■ Task
Copy out the lines that include the word "ability".

** Begin Extracted information **

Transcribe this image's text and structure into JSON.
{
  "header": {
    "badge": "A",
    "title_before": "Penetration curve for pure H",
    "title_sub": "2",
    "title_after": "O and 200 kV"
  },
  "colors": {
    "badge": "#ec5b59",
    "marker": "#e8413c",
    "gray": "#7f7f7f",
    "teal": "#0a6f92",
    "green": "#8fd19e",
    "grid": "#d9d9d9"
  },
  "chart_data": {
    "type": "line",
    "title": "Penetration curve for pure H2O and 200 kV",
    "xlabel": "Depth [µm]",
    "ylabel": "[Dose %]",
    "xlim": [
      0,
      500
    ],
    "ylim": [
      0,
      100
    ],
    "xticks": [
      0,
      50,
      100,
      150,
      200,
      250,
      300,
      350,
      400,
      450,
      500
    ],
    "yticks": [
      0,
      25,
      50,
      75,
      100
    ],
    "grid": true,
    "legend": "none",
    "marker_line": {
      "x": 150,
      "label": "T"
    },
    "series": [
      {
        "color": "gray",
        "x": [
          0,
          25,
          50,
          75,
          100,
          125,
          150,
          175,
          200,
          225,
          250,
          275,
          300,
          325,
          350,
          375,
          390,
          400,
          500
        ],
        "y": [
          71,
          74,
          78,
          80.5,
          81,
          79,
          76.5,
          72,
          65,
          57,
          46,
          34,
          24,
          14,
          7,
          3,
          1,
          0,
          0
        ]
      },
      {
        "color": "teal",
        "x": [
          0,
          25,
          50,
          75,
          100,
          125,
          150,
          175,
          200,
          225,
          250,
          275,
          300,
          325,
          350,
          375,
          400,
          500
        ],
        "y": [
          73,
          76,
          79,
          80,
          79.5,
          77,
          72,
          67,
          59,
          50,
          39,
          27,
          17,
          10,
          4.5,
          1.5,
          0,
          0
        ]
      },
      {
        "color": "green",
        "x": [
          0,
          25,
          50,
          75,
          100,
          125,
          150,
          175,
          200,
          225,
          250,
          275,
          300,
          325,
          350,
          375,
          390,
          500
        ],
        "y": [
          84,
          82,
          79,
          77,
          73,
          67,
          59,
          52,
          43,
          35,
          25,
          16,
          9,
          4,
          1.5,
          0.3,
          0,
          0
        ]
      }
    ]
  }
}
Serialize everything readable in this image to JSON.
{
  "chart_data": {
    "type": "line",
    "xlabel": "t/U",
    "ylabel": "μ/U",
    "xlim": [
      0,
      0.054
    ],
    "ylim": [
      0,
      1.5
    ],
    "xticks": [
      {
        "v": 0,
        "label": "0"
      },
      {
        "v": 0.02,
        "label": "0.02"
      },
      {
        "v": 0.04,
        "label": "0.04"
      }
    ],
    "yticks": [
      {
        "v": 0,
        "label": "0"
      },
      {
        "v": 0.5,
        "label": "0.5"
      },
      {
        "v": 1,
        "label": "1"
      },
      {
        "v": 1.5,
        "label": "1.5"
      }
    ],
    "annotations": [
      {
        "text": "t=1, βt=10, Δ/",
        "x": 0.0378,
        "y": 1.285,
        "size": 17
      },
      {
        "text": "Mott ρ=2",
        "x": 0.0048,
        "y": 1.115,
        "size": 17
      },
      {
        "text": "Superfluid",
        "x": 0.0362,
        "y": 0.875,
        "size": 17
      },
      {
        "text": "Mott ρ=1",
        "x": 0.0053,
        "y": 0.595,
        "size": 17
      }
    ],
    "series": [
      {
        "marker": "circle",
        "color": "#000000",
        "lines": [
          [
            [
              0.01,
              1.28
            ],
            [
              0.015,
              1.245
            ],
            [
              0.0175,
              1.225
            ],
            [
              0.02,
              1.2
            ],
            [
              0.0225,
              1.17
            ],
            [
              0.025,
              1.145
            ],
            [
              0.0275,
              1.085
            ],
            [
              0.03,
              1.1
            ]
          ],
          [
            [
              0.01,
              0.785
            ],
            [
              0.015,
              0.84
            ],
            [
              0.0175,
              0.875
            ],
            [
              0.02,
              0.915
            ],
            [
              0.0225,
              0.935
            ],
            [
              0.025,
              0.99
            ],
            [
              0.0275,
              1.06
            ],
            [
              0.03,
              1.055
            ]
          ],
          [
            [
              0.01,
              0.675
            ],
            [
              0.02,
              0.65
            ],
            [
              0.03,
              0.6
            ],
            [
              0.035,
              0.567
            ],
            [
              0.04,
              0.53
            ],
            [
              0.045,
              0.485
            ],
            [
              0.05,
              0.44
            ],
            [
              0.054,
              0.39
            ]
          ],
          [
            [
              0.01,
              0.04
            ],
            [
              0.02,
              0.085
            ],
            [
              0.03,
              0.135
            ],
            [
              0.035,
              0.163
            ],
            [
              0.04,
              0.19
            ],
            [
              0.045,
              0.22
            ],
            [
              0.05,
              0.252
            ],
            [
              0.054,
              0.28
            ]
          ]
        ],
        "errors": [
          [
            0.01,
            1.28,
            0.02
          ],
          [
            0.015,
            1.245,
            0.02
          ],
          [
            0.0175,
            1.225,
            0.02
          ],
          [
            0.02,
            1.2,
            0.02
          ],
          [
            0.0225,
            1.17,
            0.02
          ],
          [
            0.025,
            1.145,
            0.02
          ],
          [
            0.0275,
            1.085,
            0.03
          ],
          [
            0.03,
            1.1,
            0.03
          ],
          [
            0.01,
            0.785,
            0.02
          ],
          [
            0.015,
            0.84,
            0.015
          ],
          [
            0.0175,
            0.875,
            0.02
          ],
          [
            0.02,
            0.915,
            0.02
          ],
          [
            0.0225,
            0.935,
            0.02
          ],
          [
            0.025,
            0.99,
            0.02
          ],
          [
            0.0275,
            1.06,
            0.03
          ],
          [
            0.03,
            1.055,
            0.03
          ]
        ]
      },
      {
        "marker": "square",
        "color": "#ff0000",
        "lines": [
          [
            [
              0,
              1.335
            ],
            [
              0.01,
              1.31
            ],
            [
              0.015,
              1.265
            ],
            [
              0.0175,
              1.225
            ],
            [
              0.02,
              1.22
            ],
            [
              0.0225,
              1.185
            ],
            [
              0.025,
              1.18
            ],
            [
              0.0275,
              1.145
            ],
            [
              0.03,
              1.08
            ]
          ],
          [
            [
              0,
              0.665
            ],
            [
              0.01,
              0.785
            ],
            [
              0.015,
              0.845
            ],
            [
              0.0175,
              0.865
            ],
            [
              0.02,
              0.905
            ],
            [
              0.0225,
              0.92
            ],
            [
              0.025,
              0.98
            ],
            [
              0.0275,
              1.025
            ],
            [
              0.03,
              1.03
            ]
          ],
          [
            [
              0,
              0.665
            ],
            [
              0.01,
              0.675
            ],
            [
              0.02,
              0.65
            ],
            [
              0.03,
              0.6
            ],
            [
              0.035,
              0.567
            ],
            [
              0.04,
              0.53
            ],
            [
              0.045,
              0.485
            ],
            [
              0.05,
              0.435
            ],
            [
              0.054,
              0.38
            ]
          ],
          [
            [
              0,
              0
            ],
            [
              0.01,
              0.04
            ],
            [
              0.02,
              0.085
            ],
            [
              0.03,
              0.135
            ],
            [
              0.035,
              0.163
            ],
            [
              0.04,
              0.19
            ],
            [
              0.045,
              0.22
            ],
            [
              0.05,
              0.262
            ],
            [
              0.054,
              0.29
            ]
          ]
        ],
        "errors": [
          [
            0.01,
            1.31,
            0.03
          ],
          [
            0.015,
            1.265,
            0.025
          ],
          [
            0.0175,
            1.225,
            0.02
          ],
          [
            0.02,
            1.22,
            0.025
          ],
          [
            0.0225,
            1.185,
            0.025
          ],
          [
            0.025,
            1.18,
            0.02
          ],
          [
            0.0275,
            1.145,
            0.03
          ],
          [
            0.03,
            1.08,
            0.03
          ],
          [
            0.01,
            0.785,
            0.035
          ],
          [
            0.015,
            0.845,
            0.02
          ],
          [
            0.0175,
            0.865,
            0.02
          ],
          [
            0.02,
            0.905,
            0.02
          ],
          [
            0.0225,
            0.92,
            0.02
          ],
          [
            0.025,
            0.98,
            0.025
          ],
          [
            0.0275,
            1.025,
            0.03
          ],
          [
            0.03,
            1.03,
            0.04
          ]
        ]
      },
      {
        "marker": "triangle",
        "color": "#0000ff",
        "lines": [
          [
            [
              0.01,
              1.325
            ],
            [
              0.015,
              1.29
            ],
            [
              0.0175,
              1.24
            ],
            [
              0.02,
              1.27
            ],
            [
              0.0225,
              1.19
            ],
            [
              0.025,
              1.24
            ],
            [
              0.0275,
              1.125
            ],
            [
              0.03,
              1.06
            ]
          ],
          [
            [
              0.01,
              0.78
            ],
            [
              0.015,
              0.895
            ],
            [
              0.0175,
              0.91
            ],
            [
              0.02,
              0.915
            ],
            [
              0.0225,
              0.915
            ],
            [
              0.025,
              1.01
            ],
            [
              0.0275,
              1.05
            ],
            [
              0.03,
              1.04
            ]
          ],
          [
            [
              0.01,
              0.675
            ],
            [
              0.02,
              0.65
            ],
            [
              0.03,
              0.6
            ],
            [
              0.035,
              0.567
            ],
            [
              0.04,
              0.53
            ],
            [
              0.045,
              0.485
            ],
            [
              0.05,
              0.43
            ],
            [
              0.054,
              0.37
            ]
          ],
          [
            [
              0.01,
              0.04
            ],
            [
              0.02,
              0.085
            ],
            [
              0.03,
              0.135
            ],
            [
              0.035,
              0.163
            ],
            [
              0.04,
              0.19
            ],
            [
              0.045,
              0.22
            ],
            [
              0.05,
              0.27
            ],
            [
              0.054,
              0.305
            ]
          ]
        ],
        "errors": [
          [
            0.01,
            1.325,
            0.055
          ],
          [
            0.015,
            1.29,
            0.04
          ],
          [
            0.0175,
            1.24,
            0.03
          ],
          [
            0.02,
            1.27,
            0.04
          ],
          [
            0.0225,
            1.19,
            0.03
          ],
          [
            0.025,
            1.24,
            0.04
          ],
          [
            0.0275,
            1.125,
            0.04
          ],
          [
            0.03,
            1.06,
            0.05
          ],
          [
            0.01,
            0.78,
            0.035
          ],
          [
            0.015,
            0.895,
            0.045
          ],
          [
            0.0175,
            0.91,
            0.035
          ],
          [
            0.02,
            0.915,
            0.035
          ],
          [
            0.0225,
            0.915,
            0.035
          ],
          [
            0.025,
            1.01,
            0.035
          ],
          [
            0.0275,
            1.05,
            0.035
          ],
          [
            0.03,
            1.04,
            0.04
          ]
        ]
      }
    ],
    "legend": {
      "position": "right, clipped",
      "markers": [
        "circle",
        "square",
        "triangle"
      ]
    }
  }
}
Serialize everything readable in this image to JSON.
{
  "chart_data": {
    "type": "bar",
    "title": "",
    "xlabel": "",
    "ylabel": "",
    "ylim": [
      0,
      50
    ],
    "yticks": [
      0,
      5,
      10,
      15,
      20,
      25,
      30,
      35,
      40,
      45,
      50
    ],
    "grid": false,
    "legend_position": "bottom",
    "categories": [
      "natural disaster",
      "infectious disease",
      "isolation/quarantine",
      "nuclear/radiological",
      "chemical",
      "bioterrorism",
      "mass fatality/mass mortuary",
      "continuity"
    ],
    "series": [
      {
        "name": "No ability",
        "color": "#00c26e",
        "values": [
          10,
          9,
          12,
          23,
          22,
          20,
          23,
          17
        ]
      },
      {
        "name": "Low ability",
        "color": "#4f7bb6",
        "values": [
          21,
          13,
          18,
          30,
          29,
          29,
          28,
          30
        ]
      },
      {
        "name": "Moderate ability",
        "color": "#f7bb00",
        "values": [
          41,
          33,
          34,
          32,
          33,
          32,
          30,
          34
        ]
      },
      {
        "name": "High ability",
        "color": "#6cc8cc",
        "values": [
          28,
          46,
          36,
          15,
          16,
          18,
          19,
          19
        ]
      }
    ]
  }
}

** End Extracted information **

■ Task solution
        "name": "No ability",
        "name": "Low ability",
        "name": "Moderate ability",
        "name": "High ability",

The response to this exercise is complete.